→ Extracted data:
###

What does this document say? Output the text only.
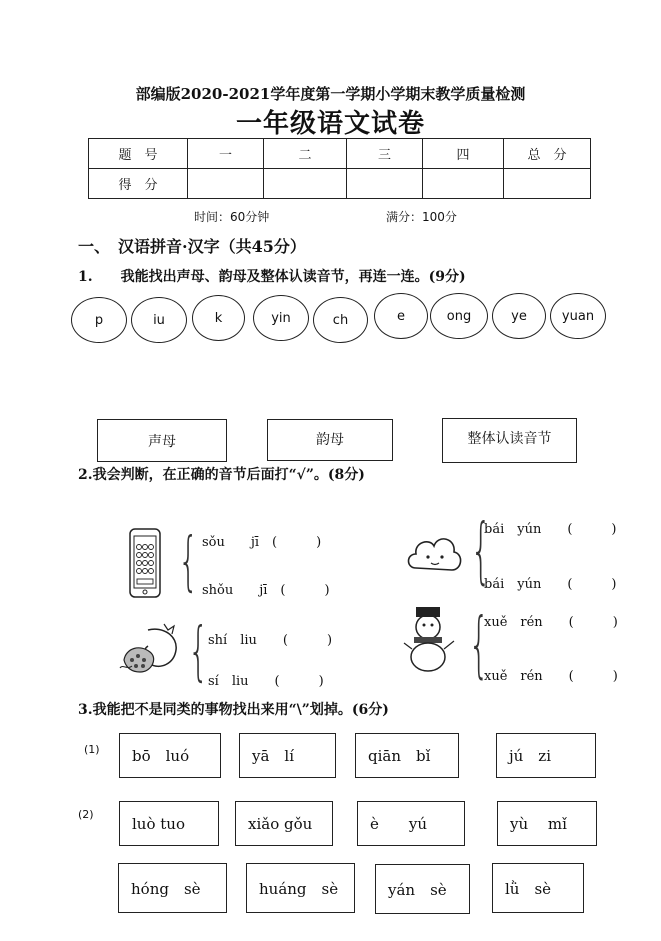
部编版2020-2021学年度第一学期小学期末教学质量检测
一年级语文试卷
题　号	一	二	三	四	总　分
得　分					
时间：60分钟	满分：100分
一、　汉语拼音·汉字（共45分）
1.　　我能找出声母、韵母及整体认读音节，再连一连。(9分)
p	iu	k	yin	ch	e	ong	ye	yuan
声母	韵母	整体认读音节
2.我会判断，在正确的音节后面打“√”。(8分)
{ sǒu　　jī　(　　　)
shǒu　　jī　(　　　)
{ shí　liu　　(　　　)
sí　liu　　(　　　)
{
bái　yún　　(　　　)
bái　yún　　(　　　)
{
xuě　rén　　(　　　)
xuě　rén　　(　　　)
3.我能把不是同类的事物找出来用“\”划掉。(6分)
(1)	bō　luó	yā　lí	qiān　bǐ	jú　zi
(2)	luò tuo	xiǎo gǒu	è　　yú	yù　 mǐ
hóng　sè	huáng　sè	yán　sè	lǜ　sè
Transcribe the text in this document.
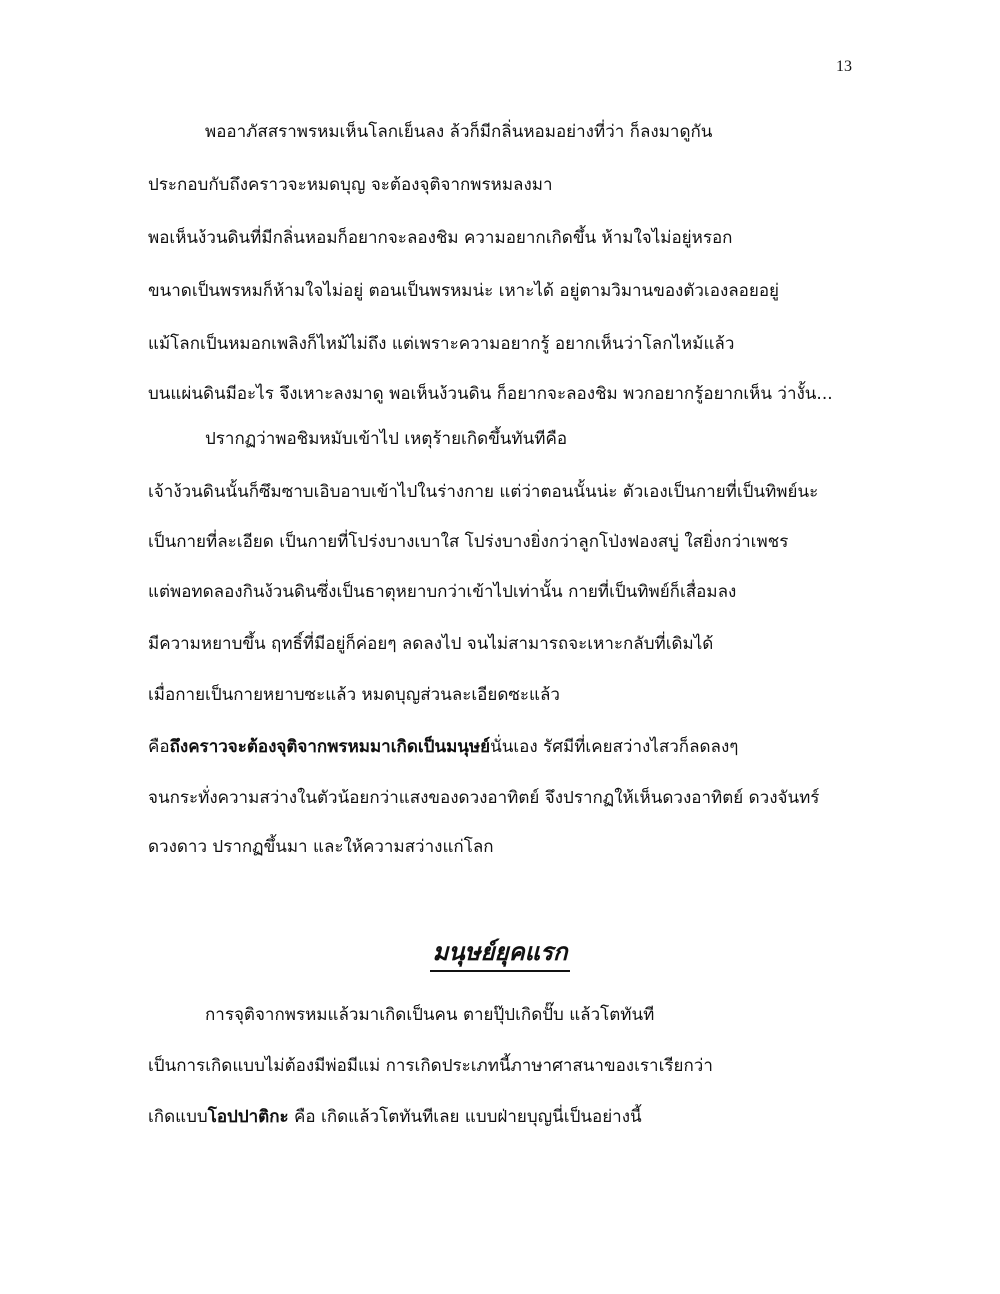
13
พออาภัสสราพรหมเห็นโลกเย็นลง ล้วก็มีกลิ่นหอมอย่างที่ว่า ก็ลงมาดูกัน
ประกอบกับถึงคราวจะหมดบุญ จะต้องจุติจากพรหมลงมา
พอเห็นง้วนดินที่มีกลิ่นหอมก็อยากจะลองชิม ความอยากเกิดขึ้น ห้ามใจไม่อยู่หรอก
ขนาดเป็นพรหมก็ห้ามใจไม่อยู่ ตอนเป็นพรหมน่ะ เหาะได้ อยู่ตามวิมานของตัวเองลอยอยู่
แม้โลกเป็นหมอกเพลิงก็ไหม้ไม่ถึง แต่เพราะความอยากรู้ อยากเห็นว่าโลกไหม้แล้ว
บนแผ่นดินมีอะไร จึงเหาะลงมาดู พอเห็นง้วนดิน ก็อยากจะลองชิม พวกอยากรู้อยากเห็น ว่างั้น...
ปรากฏว่าพอชิมหมับเข้าไป เหตุร้ายเกิดขึ้นทันทีคือ
เจ้าง้วนดินนั้นก็ซึมซาบเอิบอาบเข้าไปในร่างกาย แต่ว่าตอนนั้นน่ะ ตัวเองเป็นกายที่เป็นทิพย์นะ
เป็นกายที่ละเอียด เป็นกายที่โปร่งบางเบาใส โปร่งบางยิ่งกว่าลูกโป่งฟองสบู่ ใสยิ่งกว่าเพชร
แต่พอทดลองกินง้วนดินซึ่งเป็นธาตุหยาบกว่าเข้าไปเท่านั้น กายที่เป็นทิพย์ก็เสื่อมลง
มีความหยาบขึ้น ฤทธิ์ที่มีอยู่ก็ค่อยๆ ลดลงไป จนไม่สามารถจะเหาะกลับที่เดิมได้
เมื่อกายเป็นกายหยาบซะแล้ว หมดบุญส่วนละเอียดซะแล้ว
คือถึงคราวจะต้องจุติจากพรหมมาเกิดเป็นมนุษย์นั่นเอง รัศมีที่เคยสว่างไสวก็ลดลงๆ
จนกระทั่งความสว่างในตัวน้อยกว่าแสงของดวงอาทิตย์ จึงปรากฏให้เห็นดวงอาทิตย์ ดวงจันทร์
ดวงดาว ปรากฏขึ้นมา และให้ความสว่างแก่โลก
มนุษย์ยุคแรก
การจุติจากพรหมแล้วมาเกิดเป็นคน ตายปุ๊ปเกิดปั๊บ แล้วโตทันที
เป็นการเกิดแบบไม่ต้องมีพ่อมีแม่ การเกิดประเภทนี้ภาษาศาสนาของเราเรียกว่า
เกิดแบบโอปปาติกะ คือ เกิดแล้วโตทันทีเลย แบบฝ่ายบุญนี่เป็นอย่างนี้
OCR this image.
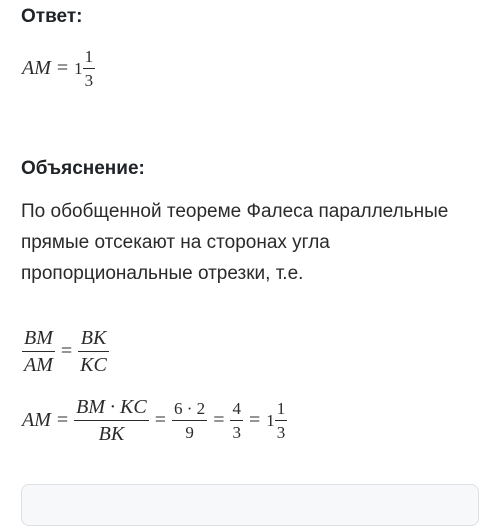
Ответ:
AM = $1 \frac{1}{3}$
Объяснение:

По обобщенной теореме Фалеса параллельные прямые отсекают на сторонах угла пропорциональные отрезки, т.е.

$\frac{BM}{AM} = \frac{BK}{KC}$
AM = $\frac{BM \cdot KC}{BK} = \frac{6 \cdot 2}{9} = \frac{4}{3} = 1 \frac{1}{3}$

###

Make an exact copy of only those lines that run from the line with "OCR this image." through the end of the records, excluding pictures.

OCR this image.
Ответ:
AM = $1 \frac{1}{3}$
Объяснение:

По обобщенной теореме Фалеса параллельные прямые отсекают на сторонах угла пропорциональные отрезки, т.е.

$\frac{BM}{AM} = \frac{BK}{KC}$
AM = $\frac{BM \cdot KC}{BK} = \frac{6 \cdot 2}{9} = \frac{4}{3} = 1 \frac{1}{3}$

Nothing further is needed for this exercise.